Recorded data
>> start

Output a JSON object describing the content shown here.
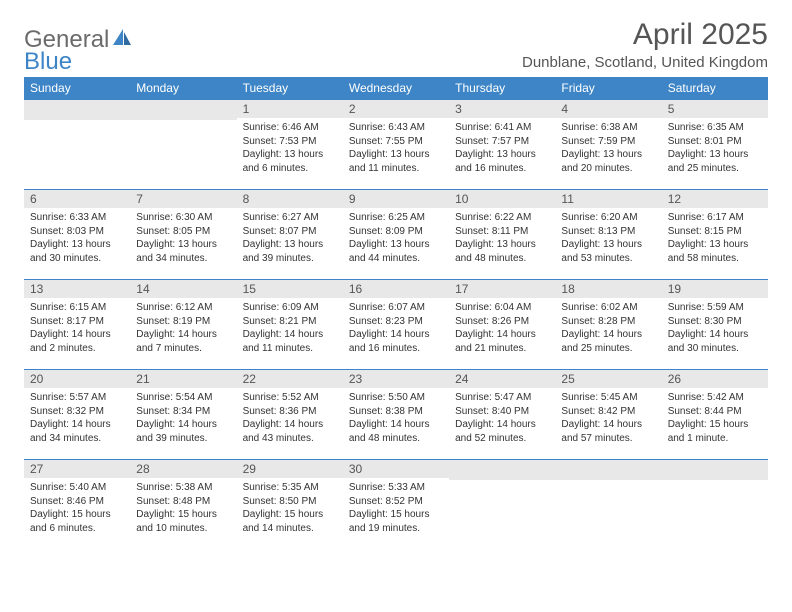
{
  "brand": {
    "word1": "General",
    "word2": "Blue",
    "color_gray": "#6b6b6b",
    "color_blue": "#3d85c6"
  },
  "header": {
    "title": "April 2025",
    "subtitle": "Dunblane, Scotland, United Kingdom"
  },
  "styling": {
    "header_bg": "#3d85c6",
    "header_text": "#ffffff",
    "daynum_bg": "#e8e8e8",
    "daynum_border": "#3d85c6",
    "page_bg": "#ffffff",
    "body_text": "#333333",
    "title_fontsize": 30,
    "subtitle_fontsize": 15,
    "weekday_fontsize": 12,
    "cell_fontsize": 10
  },
  "weekdays": [
    "Sunday",
    "Monday",
    "Tuesday",
    "Wednesday",
    "Thursday",
    "Friday",
    "Saturday"
  ],
  "weeks": [
    [
      null,
      null,
      {
        "n": "1",
        "sunrise": "Sunrise: 6:46 AM",
        "sunset": "Sunset: 7:53 PM",
        "daylight": "Daylight: 13 hours and 6 minutes."
      },
      {
        "n": "2",
        "sunrise": "Sunrise: 6:43 AM",
        "sunset": "Sunset: 7:55 PM",
        "daylight": "Daylight: 13 hours and 11 minutes."
      },
      {
        "n": "3",
        "sunrise": "Sunrise: 6:41 AM",
        "sunset": "Sunset: 7:57 PM",
        "daylight": "Daylight: 13 hours and 16 minutes."
      },
      {
        "n": "4",
        "sunrise": "Sunrise: 6:38 AM",
        "sunset": "Sunset: 7:59 PM",
        "daylight": "Daylight: 13 hours and 20 minutes."
      },
      {
        "n": "5",
        "sunrise": "Sunrise: 6:35 AM",
        "sunset": "Sunset: 8:01 PM",
        "daylight": "Daylight: 13 hours and 25 minutes."
      }
    ],
    [
      {
        "n": "6",
        "sunrise": "Sunrise: 6:33 AM",
        "sunset": "Sunset: 8:03 PM",
        "daylight": "Daylight: 13 hours and 30 minutes."
      },
      {
        "n": "7",
        "sunrise": "Sunrise: 6:30 AM",
        "sunset": "Sunset: 8:05 PM",
        "daylight": "Daylight: 13 hours and 34 minutes."
      },
      {
        "n": "8",
        "sunrise": "Sunrise: 6:27 AM",
        "sunset": "Sunset: 8:07 PM",
        "daylight": "Daylight: 13 hours and 39 minutes."
      },
      {
        "n": "9",
        "sunrise": "Sunrise: 6:25 AM",
        "sunset": "Sunset: 8:09 PM",
        "daylight": "Daylight: 13 hours and 44 minutes."
      },
      {
        "n": "10",
        "sunrise": "Sunrise: 6:22 AM",
        "sunset": "Sunset: 8:11 PM",
        "daylight": "Daylight: 13 hours and 48 minutes."
      },
      {
        "n": "11",
        "sunrise": "Sunrise: 6:20 AM",
        "sunset": "Sunset: 8:13 PM",
        "daylight": "Daylight: 13 hours and 53 minutes."
      },
      {
        "n": "12",
        "sunrise": "Sunrise: 6:17 AM",
        "sunset": "Sunset: 8:15 PM",
        "daylight": "Daylight: 13 hours and 58 minutes."
      }
    ],
    [
      {
        "n": "13",
        "sunrise": "Sunrise: 6:15 AM",
        "sunset": "Sunset: 8:17 PM",
        "daylight": "Daylight: 14 hours and 2 minutes."
      },
      {
        "n": "14",
        "sunrise": "Sunrise: 6:12 AM",
        "sunset": "Sunset: 8:19 PM",
        "daylight": "Daylight: 14 hours and 7 minutes."
      },
      {
        "n": "15",
        "sunrise": "Sunrise: 6:09 AM",
        "sunset": "Sunset: 8:21 PM",
        "daylight": "Daylight: 14 hours and 11 minutes."
      },
      {
        "n": "16",
        "sunrise": "Sunrise: 6:07 AM",
        "sunset": "Sunset: 8:23 PM",
        "daylight": "Daylight: 14 hours and 16 minutes."
      },
      {
        "n": "17",
        "sunrise": "Sunrise: 6:04 AM",
        "sunset": "Sunset: 8:26 PM",
        "daylight": "Daylight: 14 hours and 21 minutes."
      },
      {
        "n": "18",
        "sunrise": "Sunrise: 6:02 AM",
        "sunset": "Sunset: 8:28 PM",
        "daylight": "Daylight: 14 hours and 25 minutes."
      },
      {
        "n": "19",
        "sunrise": "Sunrise: 5:59 AM",
        "sunset": "Sunset: 8:30 PM",
        "daylight": "Daylight: 14 hours and 30 minutes."
      }
    ],
    [
      {
        "n": "20",
        "sunrise": "Sunrise: 5:57 AM",
        "sunset": "Sunset: 8:32 PM",
        "daylight": "Daylight: 14 hours and 34 minutes."
      },
      {
        "n": "21",
        "sunrise": "Sunrise: 5:54 AM",
        "sunset": "Sunset: 8:34 PM",
        "daylight": "Daylight: 14 hours and 39 minutes."
      },
      {
        "n": "22",
        "sunrise": "Sunrise: 5:52 AM",
        "sunset": "Sunset: 8:36 PM",
        "daylight": "Daylight: 14 hours and 43 minutes."
      },
      {
        "n": "23",
        "sunrise": "Sunrise: 5:50 AM",
        "sunset": "Sunset: 8:38 PM",
        "daylight": "Daylight: 14 hours and 48 minutes."
      },
      {
        "n": "24",
        "sunrise": "Sunrise: 5:47 AM",
        "sunset": "Sunset: 8:40 PM",
        "daylight": "Daylight: 14 hours and 52 minutes."
      },
      {
        "n": "25",
        "sunrise": "Sunrise: 5:45 AM",
        "sunset": "Sunset: 8:42 PM",
        "daylight": "Daylight: 14 hours and 57 minutes."
      },
      {
        "n": "26",
        "sunrise": "Sunrise: 5:42 AM",
        "sunset": "Sunset: 8:44 PM",
        "daylight": "Daylight: 15 hours and 1 minute."
      }
    ],
    [
      {
        "n": "27",
        "sunrise": "Sunrise: 5:40 AM",
        "sunset": "Sunset: 8:46 PM",
        "daylight": "Daylight: 15 hours and 6 minutes."
      },
      {
        "n": "28",
        "sunrise": "Sunrise: 5:38 AM",
        "sunset": "Sunset: 8:48 PM",
        "daylight": "Daylight: 15 hours and 10 minutes."
      },
      {
        "n": "29",
        "sunrise": "Sunrise: 5:35 AM",
        "sunset": "Sunset: 8:50 PM",
        "daylight": "Daylight: 15 hours and 14 minutes."
      },
      {
        "n": "30",
        "sunrise": "Sunrise: 5:33 AM",
        "sunset": "Sunset: 8:52 PM",
        "daylight": "Daylight: 15 hours and 19 minutes."
      },
      null,
      null,
      null
    ]
  ]
}
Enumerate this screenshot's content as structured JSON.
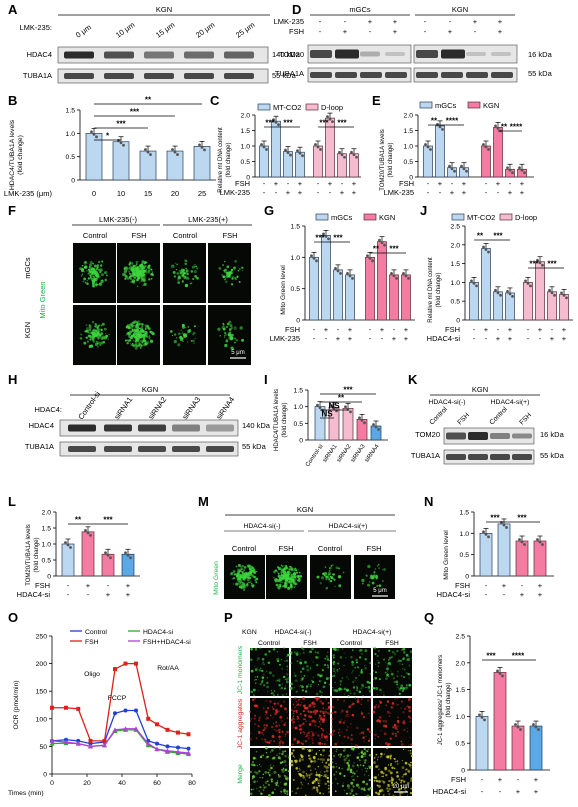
{
  "panels": {
    "A": {
      "letter": "A",
      "header": "KGN",
      "treatment_label": "LMK-235:",
      "conditions": [
        "0 μm",
        "10 μm",
        "15 μm",
        "20 μm",
        "25 μm"
      ],
      "rows": [
        "HDAC4",
        "TUBA1A"
      ],
      "sizes": [
        "140 kDa",
        "55 kDa"
      ]
    },
    "B": {
      "letter": "B",
      "ylabel": "HDAC4/TUBA1A levels\n(fold change)",
      "xlabel": "LMK-235 (μm)",
      "categories": [
        "0",
        "10",
        "15",
        "20",
        "25"
      ],
      "yticks": [
        "0",
        "0.5",
        "1.0",
        "1.5"
      ],
      "sig": [
        "*",
        "***",
        "***",
        "**"
      ]
    },
    "C": {
      "letter": "C",
      "ylabel": "Relative mt DNA content\n(fold change)",
      "legend": [
        "MT-CO2",
        "D-loop"
      ],
      "yticks": [
        "0",
        "0.5",
        "1.0",
        "1.5",
        "2.0"
      ],
      "rows": [
        "FSH",
        "LMK-235"
      ],
      "sig": [
        "***",
        "***",
        "***",
        "***"
      ]
    },
    "D": {
      "letter": "D",
      "groups": [
        "mGCs",
        "KGN"
      ],
      "treat_rows": [
        "LMK-235",
        "FSH"
      ],
      "rows": [
        "TOM20",
        "TUBA1A"
      ],
      "sizes": [
        "16 kDa",
        "55 kDa"
      ]
    },
    "E": {
      "letter": "E",
      "ylabel": "TOM20/TUBA1A levels\n(fold change)",
      "legend": [
        "mGCs",
        "KGN"
      ],
      "yticks": [
        "0",
        "0.5",
        "1.0",
        "1.5",
        "2.0"
      ],
      "rows": [
        "FSH",
        "LMK-235"
      ],
      "sig": [
        "**",
        "****",
        "**",
        "****"
      ]
    },
    "F": {
      "letter": "F",
      "groups": [
        "LMK-235(-)",
        "LMK-235(+)"
      ],
      "cols": [
        "Control",
        "FSH",
        "Control",
        "FSH"
      ],
      "rows": [
        "mGCs",
        "KGN"
      ],
      "stain": "Mito Green",
      "scale": "5 μm"
    },
    "G": {
      "letter": "G",
      "ylabel": "Mito Green level",
      "legend": [
        "mGCs",
        "KGN"
      ],
      "yticks": [
        "0",
        "0.5",
        "1.0",
        "1.5"
      ],
      "rows": [
        "FSH",
        "LMK-235"
      ],
      "sig": [
        "***",
        "***",
        "**",
        "***"
      ]
    },
    "H": {
      "letter": "H",
      "header": "KGN",
      "treatment_label": "HDAC4:",
      "conditions": [
        "Control-si",
        "siRNA1",
        "siRNA2",
        "siRNA3",
        "siRNA4"
      ],
      "rows": [
        "HDAC4",
        "TUBA1A"
      ],
      "sizes": [
        "140 kDa",
        "55 kDa"
      ]
    },
    "I": {
      "letter": "I",
      "ylabel": "HDAC4/TUBA1A levels\n(fold change)",
      "categories": [
        "Control-si",
        "siRNA1",
        "siRNA2",
        "siRNA3",
        "siRNA4"
      ],
      "yticks": [
        "0",
        "0.5",
        "1.0",
        "1.5"
      ],
      "sig": [
        "NS",
        "NS",
        "**",
        "***"
      ]
    },
    "J": {
      "letter": "J",
      "ylabel": "Relative mt DNA content\n(fold change)",
      "legend": [
        "MT-CO2",
        "D-loop"
      ],
      "yticks": [
        "0",
        "0.5",
        "1.0",
        "1.5",
        "2.0",
        "2.5"
      ],
      "rows": [
        "FSH",
        "HDAC4-si"
      ],
      "sig": [
        "**",
        "***",
        "***",
        "***"
      ]
    },
    "K": {
      "letter": "K",
      "header": "KGN",
      "groups": [
        "HDAC4-si(-)",
        "HDAC4-si(+)"
      ],
      "cols": [
        "Control",
        "FSH",
        "Control",
        "FSH"
      ],
      "rows": [
        "TOM20",
        "TUBA1A"
      ],
      "sizes": [
        "16 kDa",
        "55 kDa"
      ]
    },
    "L": {
      "letter": "L",
      "ylabel": "TOM20/TUBA1A levels\n(fold change)",
      "yticks": [
        "0",
        "0.5",
        "1.0",
        "1.5",
        "2.0"
      ],
      "rows": [
        "FSH",
        "HDAC4-si"
      ],
      "sig": [
        "**",
        "***"
      ]
    },
    "M": {
      "letter": "M",
      "header": "KGN",
      "groups": [
        "HDAC4-si(-)",
        "HDAC4-si(+)"
      ],
      "cols": [
        "Control",
        "FSH",
        "Control",
        "FSH"
      ],
      "stain": "Mito Green",
      "scale": "5 μm"
    },
    "N": {
      "letter": "N",
      "ylabel": "Mito Green level",
      "yticks": [
        "0",
        "0.5",
        "1.0",
        "1.5"
      ],
      "rows": [
        "FSH",
        "HDAC4-si"
      ],
      "sig": [
        "***",
        "***"
      ]
    },
    "O": {
      "letter": "O",
      "ylabel": "OCR (pmol/min)",
      "xlabel": "Times (min)",
      "legend": [
        "Control",
        "HDAC4-si",
        "FSH",
        "FSH+HDAC4-si"
      ],
      "yticks": [
        "0",
        "50",
        "100",
        "150",
        "200",
        "250"
      ],
      "xticks": [
        "0",
        "20",
        "40",
        "60",
        "80"
      ],
      "annotations": [
        "Oligo",
        "FCCP",
        "Rot/AA"
      ]
    },
    "P": {
      "letter": "P",
      "header": "KGN",
      "groups": [
        "HDAC4-si(-)",
        "HDAC4-si(+)"
      ],
      "cols": [
        "Control",
        "FSH",
        "Control",
        "FSH"
      ],
      "rows": [
        "JC-1 monomers",
        "JC-1 aggregates",
        "Merge"
      ],
      "scale": "20 μm"
    },
    "Q": {
      "letter": "Q",
      "ylabel": "JC-1 aggregates/ JC-1 monomers\n(fold change)",
      "yticks": [
        "0",
        "0.5",
        "1.0",
        "1.5",
        "2.0",
        "2.5"
      ],
      "rows": [
        "FSH",
        "HDAC4-si"
      ],
      "sig": [
        "***",
        "****"
      ]
    }
  },
  "signs": {
    "minus": "-",
    "plus": "+"
  },
  "chart_data": [
    {
      "panel": "B",
      "type": "bar",
      "categories": [
        "0",
        "10",
        "15",
        "20",
        "25"
      ],
      "values": [
        1.0,
        0.82,
        0.62,
        0.62,
        0.72
      ],
      "ylim": [
        0,
        1.5
      ]
    },
    {
      "panel": "C",
      "type": "bar",
      "categories": [
        "MT-CO2 1",
        "MT-CO2 2",
        "MT-CO2 3",
        "MT-CO2 4",
        "D-loop 1",
        "D-loop 2",
        "D-loop 3",
        "D-loop 4"
      ],
      "values": [
        1.0,
        1.8,
        0.82,
        0.8,
        1.0,
        1.9,
        0.75,
        0.75
      ],
      "ylim": [
        0,
        2.0
      ]
    },
    {
      "panel": "E",
      "type": "bar",
      "categories": [
        "mGCs 1",
        "mGCs 2",
        "mGCs 3",
        "mGCs 4",
        "KGN 1",
        "KGN 2",
        "KGN 3",
        "KGN 4"
      ],
      "values": [
        1.0,
        1.65,
        0.3,
        0.3,
        1.0,
        1.6,
        0.25,
        0.25
      ],
      "ylim": [
        0,
        2.0
      ]
    },
    {
      "panel": "G",
      "type": "bar",
      "categories": [
        "mGCs 1",
        "mGCs 2",
        "mGCs 3",
        "mGCs 4",
        "KGN 1",
        "KGN 2",
        "KGN 3",
        "KGN 4"
      ],
      "values": [
        1.0,
        1.35,
        0.8,
        0.72,
        1.0,
        1.25,
        0.72,
        0.72
      ],
      "ylim": [
        0,
        1.5
      ]
    },
    {
      "panel": "I",
      "type": "bar",
      "categories": [
        "Control-si",
        "siRNA1",
        "siRNA2",
        "siRNA3",
        "siRNA4"
      ],
      "values": [
        1.0,
        0.98,
        0.95,
        0.62,
        0.42
      ],
      "ylim": [
        0,
        1.5
      ]
    },
    {
      "panel": "J",
      "type": "bar",
      "categories": [
        "MT-CO2 1",
        "MT-CO2 2",
        "MT-CO2 3",
        "MT-CO2 4",
        "D-loop 1",
        "D-loop 2",
        "D-loop 3",
        "D-loop 4"
      ],
      "values": [
        1.0,
        1.9,
        0.75,
        0.72,
        1.0,
        1.55,
        0.75,
        0.68
      ],
      "ylim": [
        0,
        2.5
      ]
    },
    {
      "panel": "L",
      "type": "bar",
      "categories": [
        "1",
        "2",
        "3",
        "4"
      ],
      "values": [
        1.0,
        1.38,
        0.68,
        0.68
      ],
      "ylim": [
        0,
        2.0
      ]
    },
    {
      "panel": "N",
      "type": "bar",
      "categories": [
        "1",
        "2",
        "3",
        "4"
      ],
      "values": [
        1.0,
        1.22,
        0.82,
        0.82
      ],
      "ylim": [
        0,
        1.5
      ]
    },
    {
      "panel": "O",
      "type": "line",
      "x": [
        0,
        8,
        15,
        22,
        30,
        36,
        42,
        48,
        55,
        60,
        66,
        72,
        78
      ],
      "series": [
        {
          "name": "Control",
          "values": [
            60,
            62,
            60,
            55,
            58,
            110,
            115,
            115,
            60,
            55,
            50,
            48,
            46
          ]
        },
        {
          "name": "HDAC4-si",
          "values": [
            55,
            56,
            55,
            50,
            52,
            78,
            80,
            80,
            52,
            45,
            40,
            38,
            36
          ]
        },
        {
          "name": "FSH",
          "values": [
            120,
            120,
            118,
            60,
            60,
            190,
            200,
            200,
            100,
            90,
            80,
            75,
            72
          ]
        },
        {
          "name": "FSH+HDAC4-si",
          "values": [
            60,
            58,
            55,
            50,
            52,
            80,
            82,
            82,
            55,
            45,
            42,
            40,
            38
          ]
        }
      ],
      "ylim": [
        0,
        250
      ]
    },
    {
      "panel": "Q",
      "type": "bar",
      "categories": [
        "1",
        "2",
        "3",
        "4"
      ],
      "values": [
        1.0,
        1.82,
        0.82,
        0.82
      ],
      "ylim": [
        0,
        2.5
      ]
    }
  ],
  "colors": {
    "blue_light": "#bcd8f1",
    "pink_light": "#f5bcd0",
    "blue": "#5aa8e6",
    "pink": "#f47ca2",
    "red_line": "#e0201c",
    "blue_line": "#1f3fd6",
    "green_line": "#2fa82f",
    "purple_line": "#b040d8"
  }
}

>> end

■ Exercise
Search the entries for the word "monomers", then gather every line that has it.

■ Reply
        "JC-1 monomers",
      "ylabel": "JC-1 aggregates/ JC-1 monomers\n(fold change)",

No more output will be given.